DO THIS >> Each entry below must be repeated word for word.

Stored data
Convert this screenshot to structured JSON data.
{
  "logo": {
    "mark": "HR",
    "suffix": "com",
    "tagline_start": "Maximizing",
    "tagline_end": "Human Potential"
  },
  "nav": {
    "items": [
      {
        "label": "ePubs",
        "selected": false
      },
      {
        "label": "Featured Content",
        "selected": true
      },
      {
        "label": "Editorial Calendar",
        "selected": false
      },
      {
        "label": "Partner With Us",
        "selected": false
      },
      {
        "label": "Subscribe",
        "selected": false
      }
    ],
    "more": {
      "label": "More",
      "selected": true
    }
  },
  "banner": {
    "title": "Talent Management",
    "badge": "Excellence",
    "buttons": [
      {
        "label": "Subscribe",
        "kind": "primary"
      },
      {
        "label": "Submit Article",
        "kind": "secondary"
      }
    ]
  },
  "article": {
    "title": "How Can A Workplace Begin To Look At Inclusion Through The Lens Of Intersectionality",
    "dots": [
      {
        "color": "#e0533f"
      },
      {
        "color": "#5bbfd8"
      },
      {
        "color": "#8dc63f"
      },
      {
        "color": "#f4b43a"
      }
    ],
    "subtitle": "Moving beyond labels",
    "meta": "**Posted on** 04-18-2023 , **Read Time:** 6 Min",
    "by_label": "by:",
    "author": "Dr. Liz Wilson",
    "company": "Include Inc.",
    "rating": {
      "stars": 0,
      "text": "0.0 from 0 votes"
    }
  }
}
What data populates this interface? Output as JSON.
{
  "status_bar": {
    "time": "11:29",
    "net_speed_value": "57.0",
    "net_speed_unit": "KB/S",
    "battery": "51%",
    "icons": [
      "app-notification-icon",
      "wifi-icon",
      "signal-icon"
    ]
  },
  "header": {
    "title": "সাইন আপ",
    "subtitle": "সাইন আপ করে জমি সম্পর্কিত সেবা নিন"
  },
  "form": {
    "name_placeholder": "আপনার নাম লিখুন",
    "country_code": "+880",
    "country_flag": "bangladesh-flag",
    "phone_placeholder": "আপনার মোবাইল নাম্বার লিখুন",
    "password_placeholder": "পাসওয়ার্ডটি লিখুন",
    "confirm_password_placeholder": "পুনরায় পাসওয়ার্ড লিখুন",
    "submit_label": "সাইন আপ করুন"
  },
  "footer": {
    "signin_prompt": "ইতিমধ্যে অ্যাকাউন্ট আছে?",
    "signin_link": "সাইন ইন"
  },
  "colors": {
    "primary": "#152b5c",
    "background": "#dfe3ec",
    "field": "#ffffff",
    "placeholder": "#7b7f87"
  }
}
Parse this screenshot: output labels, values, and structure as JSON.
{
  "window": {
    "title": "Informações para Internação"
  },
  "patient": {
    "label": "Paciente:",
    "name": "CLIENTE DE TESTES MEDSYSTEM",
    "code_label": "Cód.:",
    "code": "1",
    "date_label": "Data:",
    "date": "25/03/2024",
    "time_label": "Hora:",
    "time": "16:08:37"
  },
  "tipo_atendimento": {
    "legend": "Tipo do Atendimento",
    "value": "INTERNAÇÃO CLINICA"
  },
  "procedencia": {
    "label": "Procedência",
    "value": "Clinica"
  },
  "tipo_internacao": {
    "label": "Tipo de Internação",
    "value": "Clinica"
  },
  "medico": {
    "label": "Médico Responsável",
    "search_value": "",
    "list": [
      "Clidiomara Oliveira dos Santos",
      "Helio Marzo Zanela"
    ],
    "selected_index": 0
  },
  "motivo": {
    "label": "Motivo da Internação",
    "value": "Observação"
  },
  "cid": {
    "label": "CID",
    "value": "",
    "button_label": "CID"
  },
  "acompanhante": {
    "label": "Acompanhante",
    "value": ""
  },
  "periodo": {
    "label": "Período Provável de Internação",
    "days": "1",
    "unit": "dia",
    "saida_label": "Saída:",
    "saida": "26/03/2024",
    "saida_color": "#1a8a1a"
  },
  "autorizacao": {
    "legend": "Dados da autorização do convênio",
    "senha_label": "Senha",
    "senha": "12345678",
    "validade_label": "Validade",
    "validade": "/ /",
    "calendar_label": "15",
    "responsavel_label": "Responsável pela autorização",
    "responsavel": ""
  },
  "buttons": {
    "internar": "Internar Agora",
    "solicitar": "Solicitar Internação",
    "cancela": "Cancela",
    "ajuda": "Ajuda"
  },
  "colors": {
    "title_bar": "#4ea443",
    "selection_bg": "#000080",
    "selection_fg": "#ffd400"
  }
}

TASK RESPONSE >>
Convert this screenshot to structured JSON data.
{
  "logo": {
    "mark": "HR",
    "suffix": "com",
    "tagline_start": "Maximizing",
    "tagline_end": "Human Potential"
  },
  "nav": {
    "items": [
      {
        "label": "ePubs",
        "selected": false
      },
      {
        "label": "Featured Content",
        "selected": true
      },
      {
        "label": "Editorial Calendar",
        "selected": false
      },
      {
        "label": "Partner With Us",
        "selected": false
      },
      {
        "label": "Subscribe",
        "selected": false
      }
    ],
    "more": {
      "label": "More",
      "selected": true
    }
  },
  "banner": {
    "title": "Talent Management",
    "badge": "Excellence",
    "buttons": [
      {
        "label": "Subscribe",
        "kind": "primary"
      },
      {
        "label": "Submit Article",
        "kind": "secondary"
      }
    ]
  },
  "article": {
    "title": "How Can A Workplace Begin To Look At Inclusion Through The Lens Of Intersectionality",
    "dots": [
      {
        "color": "#e0533f"
      },
      {
        "color": "#5bbfd8"
      },
      {
        "color": "#8dc63f"
      },
      {
        "color": "#f4b43a"
      }
    ],
    "subtitle": "Moving beyond labels",
    "meta": "**Posted on** 04-18-2023 , **Read Time:** 6 Min",
    "by_label": "by:",
    "author": "Dr. Liz Wilson",
    "company": "Include Inc.",
    "rating": {
      "stars": 0,
      "text": "0.0 from 0 votes"
    }
  }
}
What data populates this interface? Output as JSON.
{
  "status_bar": {
    "time": "11:29",
    "net_speed_value": "57.0",
    "net_speed_unit": "KB/S",
    "battery": "51%",
    "icons": [
      "app-notification-icon",
      "wifi-icon",
      "signal-icon"
    ]
  },
  "header": {
    "title": "সাইন আপ",
    "subtitle": "সাইন আপ করে জমি সম্পর্কিত সেবা নিন"
  },
  "form": {
    "name_placeholder": "আপনার নাম লিখুন",
    "country_code": "+880",
    "country_flag": "bangladesh-flag",
    "phone_placeholder": "আপনার মোবাইল নাম্বার লিখুন",
    "password_placeholder": "পাসওয়ার্ডটি লিখুন",
    "confirm_password_placeholder": "পুনরায় পাসওয়ার্ড লিখুন",
    "submit_label": "সাইন আপ করুন"
  },
  "footer": {
    "signin_prompt": "ইতিমধ্যে অ্যাকাউন্ট আছে?",
    "signin_link": "সাইন ইন"
  },
  "colors": {
    "primary": "#152b5c",
    "background": "#dfe3ec",
    "field": "#ffffff",
    "placeholder": "#7b7f87"
  }
}
Parse this screenshot: output labels, values, and structure as JSON.
{
  "window": {
    "title": "Informações para Internação"
  },
  "patient": {
    "label": "Paciente:",
    "name": "CLIENTE DE TESTES MEDSYSTEM",
    "code_label": "Cód.:",
    "code": "1",
    "date_label": "Data:",
    "date": "25/03/2024",
    "time_label": "Hora:",
    "time": "16:08:37"
  },
  "tipo_atendimento": {
    "legend": "Tipo do Atendimento",
    "value": "INTERNAÇÃO CLINICA"
  },
  "procedencia": {
    "label": "Procedência",
    "value": "Clinica"
  },
  "tipo_internacao": {
    "label": "Tipo de Internação",
    "value": "Clinica"
  },
  "medico": {
    "label": "Médico Responsável",
    "search_value": "",
    "list": [
      "Clidiomara Oliveira dos Santos",
      "Helio Marzo Zanela"
    ],
    "selected_index": 0
  },
  "motivo": {
    "label": "Motivo da Internação",
    "value": "Observação"
  },
  "cid": {
    "label": "CID",
    "value": "",
    "button_label": "CID"
  },
  "acompanhante": {
    "label": "Acompanhante",
    "value": ""
  },
  "periodo": {
    "label": "Período Provável de Internação",
    "days": "1",
    "unit": "dia",
    "saida_label": "Saída:",
    "saida": "26/03/2024",
    "saida_color": "#1a8a1a"
  },
  "autorizacao": {
    "legend": "Dados da autorização do convênio",
    "senha_label": "Senha",
    "senha": "12345678",
    "validade_label": "Validade",
    "validade": "/ /",
    "calendar_label": "15",
    "responsavel_label": "Responsável pela autorização",
    "responsavel": ""
  },
  "buttons": {
    "internar": "Internar Agora",
    "solicitar": "Solicitar Internação",
    "cancela": "Cancela",
    "ajuda": "Ajuda"
  },
  "colors": {
    "title_bar": "#4ea443",
    "selection_bg": "#000080",
    "selection_fg": "#ffd400"
  }
}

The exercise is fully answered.